Data extracts:
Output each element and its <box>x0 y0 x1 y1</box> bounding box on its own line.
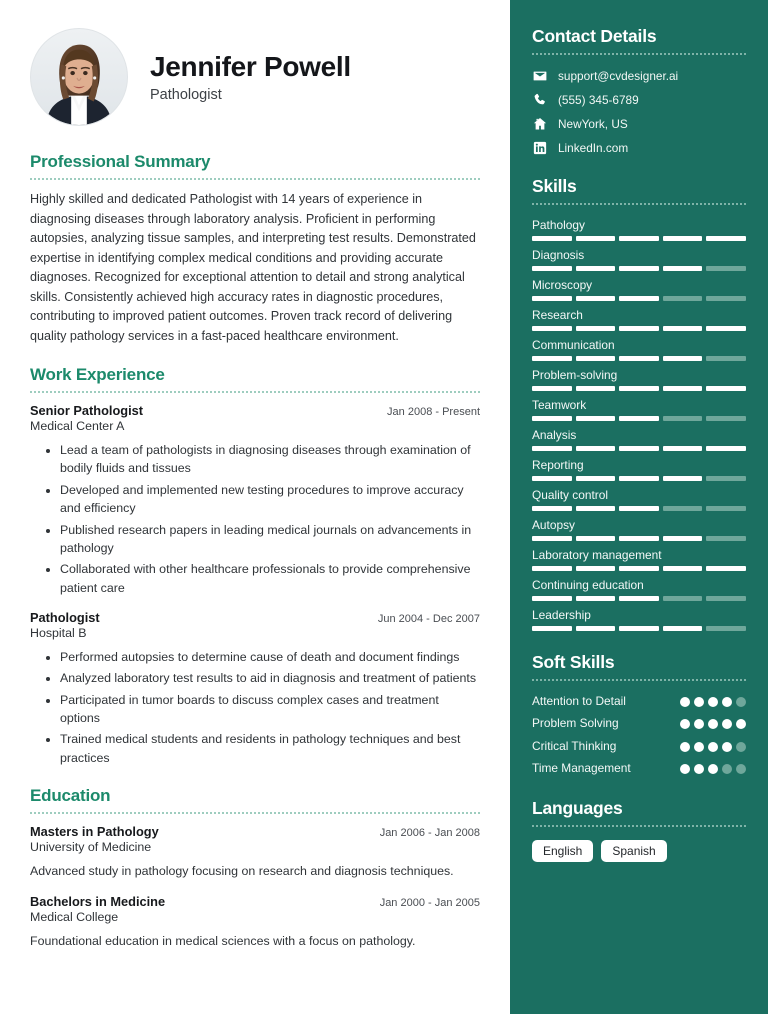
skill-level-segment <box>619 356 659 361</box>
skill-level-segment <box>706 476 746 481</box>
work-date-range: Jun 2004 - Dec 2007 <box>377 613 480 625</box>
section-divider <box>532 203 746 205</box>
work-bullet-list <box>30 648 480 767</box>
skill-level-segment <box>619 596 659 601</box>
skill-name: Pathology <box>532 218 585 232</box>
work-entry <box>30 403 480 597</box>
skill-level-segment <box>532 326 572 331</box>
skill-level-segment <box>663 386 703 391</box>
work-date-range: Jan 2008 - Present <box>387 406 480 419</box>
soft-skill-row <box>532 761 746 776</box>
skill-level-segment <box>706 416 746 421</box>
rating-dot <box>736 764 746 774</box>
education-degree: Masters in Pathology <box>30 824 159 840</box>
section-divider <box>30 391 480 393</box>
name-block <box>150 51 351 103</box>
skill-level-segment <box>576 446 616 451</box>
skill-level-segment <box>706 566 746 571</box>
list-item: • Analyzed laboratory test results to aid in diagnosis and treatment of patients <box>60 669 480 687</box>
rating-dot <box>694 742 704 752</box>
skill-row <box>532 308 746 331</box>
skill-level-segment <box>576 506 616 511</box>
section-skills <box>532 176 746 631</box>
rating-dot <box>694 719 704 729</box>
skill-level-segment <box>706 536 746 541</box>
soft-skill-row <box>532 716 746 731</box>
section-heading: Contact Details <box>532 26 657 46</box>
rating-dot <box>736 742 746 752</box>
contact-item[interactable] <box>532 92 746 107</box>
skill-level-bar <box>532 386 746 391</box>
list-item: • Trained medical students and residents in pathology techniques and best practices <box>60 730 480 767</box>
rating-dot <box>694 764 704 774</box>
soft-skill-row <box>532 694 746 709</box>
list-item: • Performed autopsies to determine cause of death and document findings <box>60 648 480 666</box>
contact-list <box>532 68 746 155</box>
work-organization: Hospital B <box>30 626 87 640</box>
section-education <box>30 786 480 950</box>
soft-skill-name: Problem Solving <box>532 716 619 731</box>
skill-level-segment <box>576 596 616 601</box>
rating-dot <box>736 697 746 707</box>
skill-level-segment <box>576 386 616 391</box>
skill-level-segment <box>619 626 659 631</box>
education-school: Medical College <box>30 909 119 924</box>
skill-name: Quality control <box>532 488 609 502</box>
skill-level-segment <box>532 626 572 631</box>
skill-name: Communication <box>532 338 615 352</box>
skill-level-segment <box>532 536 572 541</box>
skill-level-segment <box>532 266 572 271</box>
rating-dot <box>722 742 732 752</box>
skill-level-segment <box>663 236 703 241</box>
skill-row <box>532 488 746 511</box>
skill-level-bar <box>532 416 746 421</box>
skill-level-segment <box>576 626 616 631</box>
skill-row <box>532 428 746 451</box>
education-degree: Bachelors in Medicine <box>30 893 166 909</box>
list-item: • Published research papers in leading medical journals on advancements in pathology <box>60 521 480 558</box>
skill-level-segment <box>619 386 659 391</box>
skill-level-segment <box>532 386 572 391</box>
skill-level-segment <box>663 326 703 331</box>
work-role: Pathologist <box>30 610 100 625</box>
skill-level-segment <box>576 236 616 241</box>
skill-level-segment <box>706 266 746 271</box>
skill-level-segment <box>532 416 572 421</box>
skill-name: Problem-solving <box>532 368 618 382</box>
contact-value: support@cvdesigner.ai <box>558 68 679 83</box>
skill-level-bar <box>532 236 746 241</box>
soft-skill-rating <box>680 719 746 729</box>
soft-skill-name: Attention to Detail <box>532 694 626 708</box>
skill-level-segment <box>706 626 746 631</box>
skill-level-segment <box>706 386 746 391</box>
contact-value: NewYork, US <box>558 116 628 131</box>
skill-level-segment <box>706 236 746 241</box>
linkedin-icon <box>532 140 547 155</box>
contact-item[interactable] <box>532 140 746 155</box>
rating-dot <box>680 697 690 707</box>
work-role: Senior Pathologist <box>30 403 144 419</box>
resume-header <box>30 28 480 126</box>
skill-level-segment <box>532 566 572 571</box>
section-work-experience <box>30 365 480 767</box>
skill-level-segment <box>663 416 703 421</box>
skill-level-segment <box>706 596 746 601</box>
soft-skill-name: Critical Thinking <box>532 738 617 753</box>
skill-level-segment <box>706 446 746 451</box>
section-languages <box>532 798 746 862</box>
section-contact-details <box>532 26 746 155</box>
list-item: • Collaborated with other healthcare professionals to provide comprehensive patient care <box>60 560 480 597</box>
list-item: • Developed and implemented new testing procedures to improve accuracy and efficiency <box>60 481 480 518</box>
section-heading: Professional Summary <box>30 152 211 171</box>
skill-row <box>532 548 746 571</box>
skill-level-segment <box>663 536 703 541</box>
education-date-range: Jan 2006 - Jan 2008 <box>379 827 480 840</box>
phone-icon <box>532 92 547 107</box>
skill-level-segment <box>619 566 659 571</box>
skill-level-segment <box>619 446 659 451</box>
rating-dot <box>722 719 732 729</box>
list-item: • Participated in tumor boards to discuss complex cases and treatment options <box>60 691 480 728</box>
education-description: Foundational education in medical sciences with a focus on pathology. <box>30 933 416 948</box>
skill-row <box>532 398 746 421</box>
education-entry <box>30 824 480 881</box>
skill-level-segment <box>619 536 659 541</box>
skill-name: Continuing education <box>532 578 644 592</box>
skill-level-segment <box>532 446 572 451</box>
skill-level-bar <box>532 536 746 541</box>
education-school: University of Medicine <box>30 840 152 855</box>
skill-level-bar <box>532 326 746 331</box>
skill-level-bar <box>532 566 746 571</box>
skill-level-segment <box>663 596 703 601</box>
skill-level-segment <box>663 506 703 511</box>
language-chip: English <box>532 840 593 862</box>
soft-skills-list <box>532 694 746 777</box>
skill-level-segment <box>619 416 659 421</box>
sidebar <box>510 0 768 1014</box>
skill-level-bar <box>532 506 746 511</box>
education-entry <box>30 894 480 951</box>
section-divider <box>532 53 746 55</box>
work-bullet-list <box>30 441 480 597</box>
skill-row <box>532 368 746 391</box>
skill-level-segment <box>532 296 572 301</box>
work-entry <box>30 610 480 767</box>
section-divider <box>30 178 480 180</box>
section-heading: Soft Skills <box>532 652 615 672</box>
contact-item[interactable] <box>532 68 746 83</box>
skill-level-segment <box>619 236 659 241</box>
skill-level-segment <box>619 266 659 271</box>
skill-name: Analysis <box>532 428 577 442</box>
skill-level-bar <box>532 596 746 601</box>
soft-skill-rating <box>680 697 746 707</box>
education-entry-list <box>30 824 480 950</box>
skill-level-bar <box>532 446 746 451</box>
skill-name: Teamwork <box>532 398 587 412</box>
skill-level-segment <box>663 446 703 451</box>
skill-level-bar <box>532 266 746 271</box>
language-chip: Spanish <box>601 840 666 862</box>
section-divider <box>532 825 746 827</box>
contact-value: LinkedIn.com <box>558 140 629 155</box>
skill-level-segment <box>576 296 616 301</box>
rating-dot <box>708 697 718 707</box>
skill-name: Laboratory management <box>532 548 662 562</box>
profile-photo-icon <box>31 29 127 125</box>
rating-dot <box>722 764 732 774</box>
skill-level-segment <box>663 296 703 301</box>
skill-name: Leadership <box>532 608 591 622</box>
education-entry-header <box>30 824 480 839</box>
rating-dot <box>708 742 718 752</box>
section-professional-summary <box>30 152 480 346</box>
skill-level-bar <box>532 476 746 481</box>
page-title: Jennifer Powell <box>150 50 351 82</box>
section-heading: Work Experience <box>30 365 165 385</box>
skill-name: Diagnosis <box>532 248 585 262</box>
rating-dot <box>694 697 704 707</box>
skill-level-segment <box>706 356 746 361</box>
skill-level-segment <box>663 566 703 571</box>
skill-level-segment <box>576 566 616 571</box>
skills-list <box>532 218 746 631</box>
skill-level-segment <box>663 626 703 631</box>
section-divider <box>532 679 746 681</box>
skill-row <box>532 458 746 481</box>
soft-skill-row <box>532 739 746 754</box>
soft-skill-rating <box>680 742 746 752</box>
skill-level-segment <box>663 266 703 271</box>
skill-level-segment <box>619 326 659 331</box>
skill-level-segment <box>663 356 703 361</box>
home-icon <box>532 116 547 131</box>
skill-row <box>532 338 746 361</box>
skill-name: Autopsy <box>532 518 575 532</box>
job-title: Pathologist <box>150 87 222 104</box>
rating-dot <box>708 764 718 774</box>
skill-level-segment <box>532 596 572 601</box>
skill-name: Reporting <box>532 458 584 472</box>
rating-dot <box>722 697 732 707</box>
skill-level-segment <box>706 326 746 331</box>
list-item: • Lead a team of pathologists in diagnosing diseases through examination of bodily fluids and tissues <box>60 441 480 478</box>
work-organization: Medical Center A <box>30 419 125 434</box>
section-heading: Education <box>30 786 111 806</box>
avatar <box>30 28 128 126</box>
rating-dot <box>708 719 718 729</box>
email-icon <box>532 68 547 83</box>
contact-item[interactable] <box>532 116 746 131</box>
skill-level-segment <box>576 416 616 421</box>
skill-level-segment <box>663 476 703 481</box>
skill-level-segment <box>576 356 616 361</box>
rating-dot <box>736 719 746 729</box>
skill-level-segment <box>576 326 616 331</box>
skill-level-bar <box>532 356 746 361</box>
skill-row <box>532 608 746 631</box>
education-date-range: Jan 2000 - Jan 2005 <box>379 896 480 909</box>
skill-level-segment <box>576 536 616 541</box>
skill-row <box>532 278 746 301</box>
skill-row <box>532 248 746 271</box>
skill-name: Research <box>532 308 583 322</box>
skill-name: Microscopy <box>532 278 593 292</box>
skill-level-segment <box>576 476 616 481</box>
skill-row <box>532 578 746 601</box>
skill-row <box>532 518 746 541</box>
skill-level-segment <box>532 356 572 361</box>
skill-level-segment <box>706 296 746 301</box>
work-entry-header <box>30 610 480 625</box>
soft-skill-name: Time Management <box>532 761 631 776</box>
skill-level-segment <box>619 476 659 481</box>
soft-skill-rating <box>680 764 746 774</box>
skill-level-segment <box>706 506 746 511</box>
skill-level-segment <box>532 506 572 511</box>
education-entry-header <box>30 894 480 909</box>
summary-text: Highly skilled and dedicated Pathologist with 14 years of experience in diagnosing diseases through laboratory analysis. Proficient in performing autopsies, analyzing tissue samples, and interpreting test results. Demonstrated expertise in identifying complex medical conditions and providing accurate diagnoses. Recognized for exceptional attention to detail and strong analytical skills. Consistently achieved high accuracy rates in diagnostic procedures, contributing to improved patient outcomes. Proven track record of delivering quality pathology services in a fast-paced healthcare environment. <box>30 192 476 343</box>
language-list <box>532 840 746 862</box>
skill-level-bar <box>532 296 746 301</box>
work-entry-list <box>30 403 480 767</box>
section-soft-skills <box>532 652 746 777</box>
section-heading: Skills <box>532 176 577 196</box>
rating-dot <box>680 764 690 774</box>
skill-level-segment <box>619 506 659 511</box>
skill-row <box>532 218 746 241</box>
rating-dot <box>680 742 690 752</box>
rating-dot <box>680 719 690 729</box>
contact-value: (555) 345-6789 <box>558 92 639 107</box>
section-divider <box>30 812 480 814</box>
skill-level-segment <box>532 476 572 481</box>
skill-level-segment <box>576 266 616 271</box>
skill-level-bar <box>532 626 746 631</box>
education-description: Advanced study in pathology focusing on research and diagnosis techniques. <box>30 864 454 879</box>
section-heading: Languages <box>532 797 623 818</box>
work-entry-header <box>30 403 480 418</box>
skill-level-segment <box>532 236 572 241</box>
skill-level-segment <box>619 296 659 301</box>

Task instructions: Looking at the entries above, count the lines that hold the string "item" and reply with the count alone.

Response: 12